§ EXERCISE PROMPT:
Transcribe all of the records precisely as they are presented.

§ TASK DATA:

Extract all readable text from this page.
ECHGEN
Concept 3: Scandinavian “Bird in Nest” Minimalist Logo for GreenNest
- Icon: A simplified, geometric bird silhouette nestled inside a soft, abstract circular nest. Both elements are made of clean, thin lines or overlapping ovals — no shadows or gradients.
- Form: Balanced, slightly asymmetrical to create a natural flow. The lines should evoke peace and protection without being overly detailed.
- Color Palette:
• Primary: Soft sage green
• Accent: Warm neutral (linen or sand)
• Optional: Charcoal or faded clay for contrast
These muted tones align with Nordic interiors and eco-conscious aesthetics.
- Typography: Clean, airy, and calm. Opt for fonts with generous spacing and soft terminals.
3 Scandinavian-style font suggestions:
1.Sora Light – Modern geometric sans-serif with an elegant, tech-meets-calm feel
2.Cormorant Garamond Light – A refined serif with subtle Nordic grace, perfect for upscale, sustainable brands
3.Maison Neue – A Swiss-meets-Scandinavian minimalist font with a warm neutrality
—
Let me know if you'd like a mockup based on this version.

§ WRITTEN SOLUTION:
Extract all readable text from this page.
ECHGEN
Concept 3: Scandinavian “Bird in Nest” Minimalist Logo for GreenNest
- Icon: A simplified, geometric bird silhouette nestled inside a soft, abstract circular nest. Both elements are made of clean, thin lines or overlapping ovals — no shadows or gradients.
- Form: Balanced, slightly asymmetrical to create a natural flow. The lines should evoke peace and protection without being overly detailed.
- Color Palette:
• Primary: Soft sage green
• Accent: Warm neutral (linen or sand)
• Optional: Charcoal or faded clay for contrast
These muted tones align with Nordic interiors and eco-conscious aesthetics.
- Typography: Clean, airy, and calm. Opt for fonts with generous spacing and soft terminals.
3 Scandinavian-style font suggestions:
1.Sora Light – Modern geometric sans-serif with an elegant, tech-meets-calm feel
2.Cormorant Garamond Light – A refined serif with subtle Nordic grace, perfect for upscale, sustainable brands
3.Maison Neue – A Swiss-meets-Scandinavian minimalist font with a warm neutrality
—
Let me know if you'd like a mockup based on this version.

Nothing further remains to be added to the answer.